═══ Data for this task ═══

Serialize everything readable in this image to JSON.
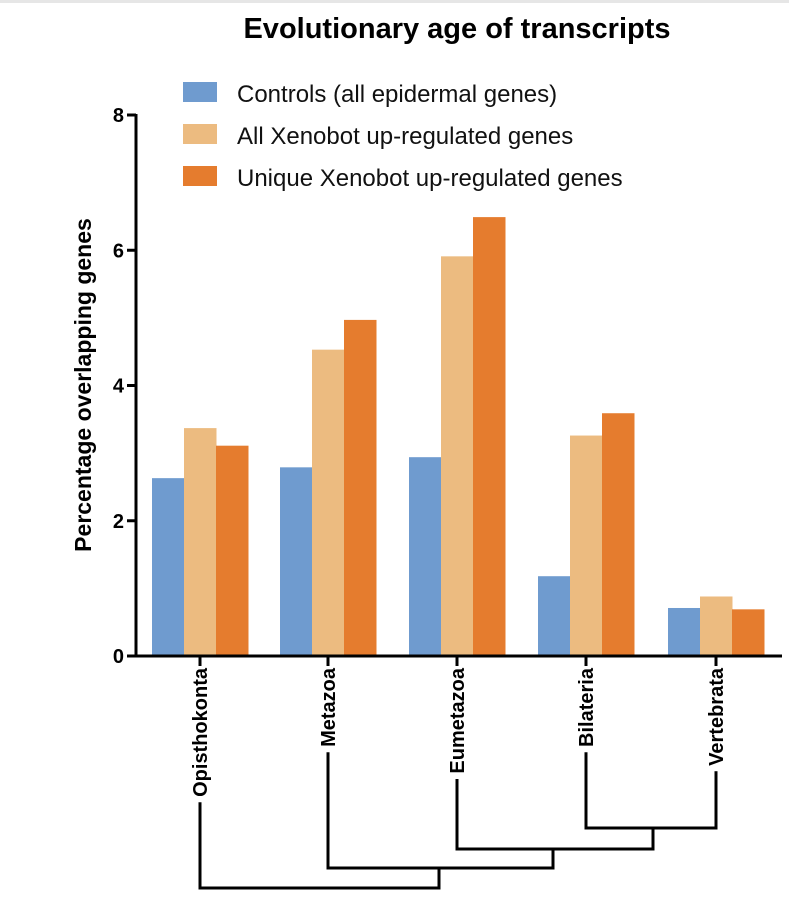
{
  "chart_data": {
    "type": "bar",
    "title": "Evolutionary age of transcripts",
    "xlabel": "",
    "ylabel": "Percentage overlapping genes",
    "ylim": [
      0,
      8
    ],
    "yticks": [
      0,
      2,
      4,
      6,
      8
    ],
    "grid": false,
    "legend_position": "top",
    "categories": [
      "Opisthokonta",
      "Metazoa",
      "Eumetazoa",
      "Bilateria",
      "Vertebrata"
    ],
    "series": [
      {
        "name": "Controls (all epidermal genes)",
        "color": "#6f9bcf",
        "values": [
          2.63,
          2.79,
          2.94,
          1.18,
          0.71
        ]
      },
      {
        "name": "All Xenobot up-regulated genes",
        "color": "#ecbb80",
        "values": [
          3.37,
          4.53,
          5.91,
          3.26,
          0.88
        ]
      },
      {
        "name": "Unique Xenobot up-regulated genes",
        "color": "#e57c2e",
        "values": [
          3.11,
          4.97,
          6.49,
          3.59,
          0.69
        ]
      }
    ],
    "tree": {
      "description": "Phylogenetic cladogram below x-axis",
      "nesting": [
        [
          "Opisthokonta",
          [
            [
              "Metazoa",
              [
                [
                  "Eumetazoa",
                  [
                    [
                      "Bilateria",
                      "Vertebrata"
                    ]
                  ]
                ]
              ]
            ]
          ]
        ]
      ]
    }
  }
}
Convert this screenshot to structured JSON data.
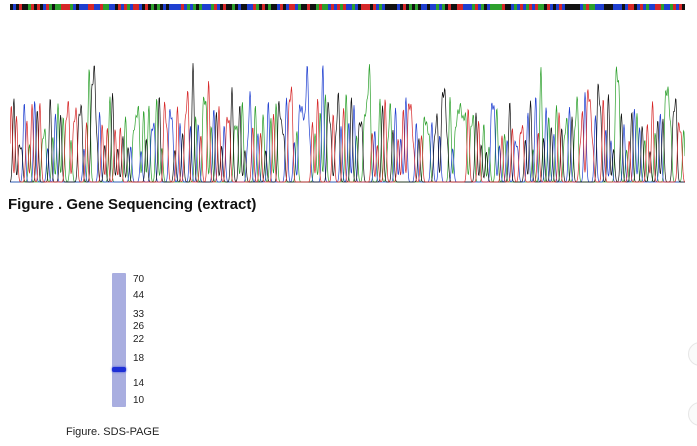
{
  "figure1": {
    "caption": "Figure . Gene Sequencing (extract)",
    "base_colors": {
      "A": "#2ca02c",
      "C": "#1f3fd0",
      "G": "#111111",
      "T": "#d62728"
    }
  },
  "figure2": {
    "caption": "Figure. SDS-PAGE",
    "markers": [
      "70",
      "44",
      "33",
      "26",
      "22",
      "18",
      "14",
      "10"
    ],
    "lane_color": "#a9aee0",
    "band_color": "#1d2fd6"
  }
}
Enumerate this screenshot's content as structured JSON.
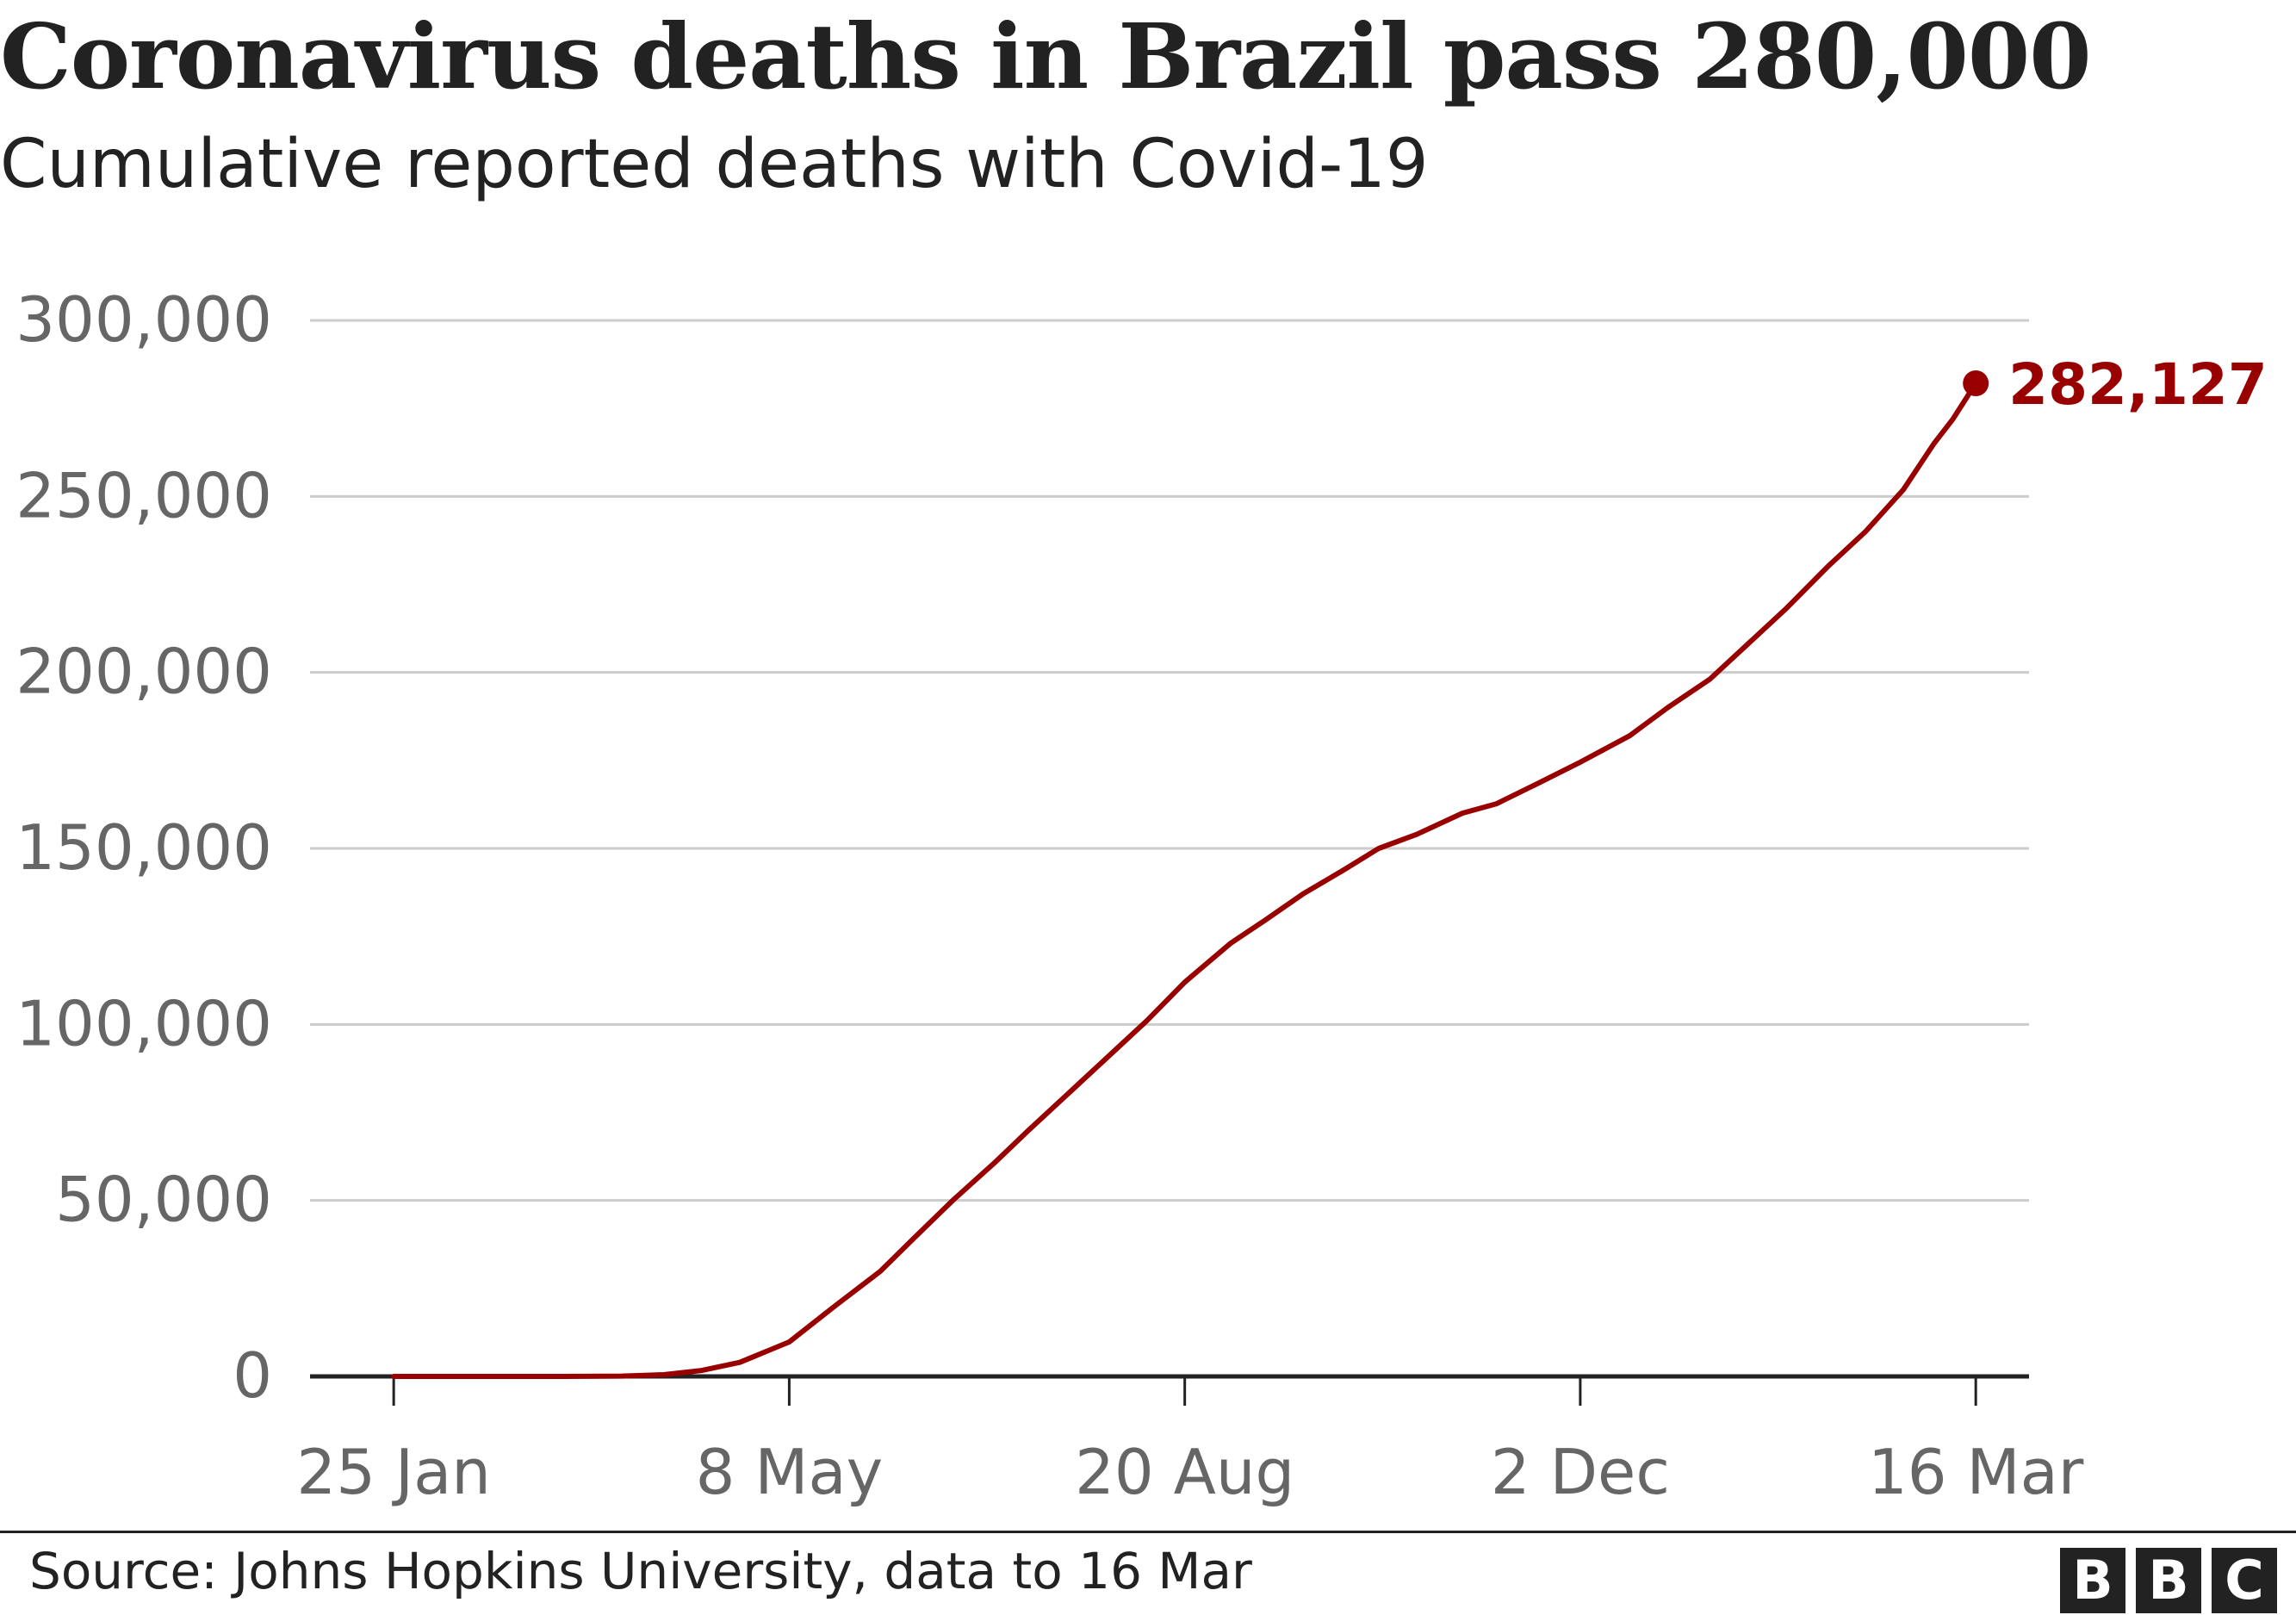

═══

_Work instructions_
The answer should be a bare number: the count of lines above in which the word "genes" occurs.

_Output of the task_
4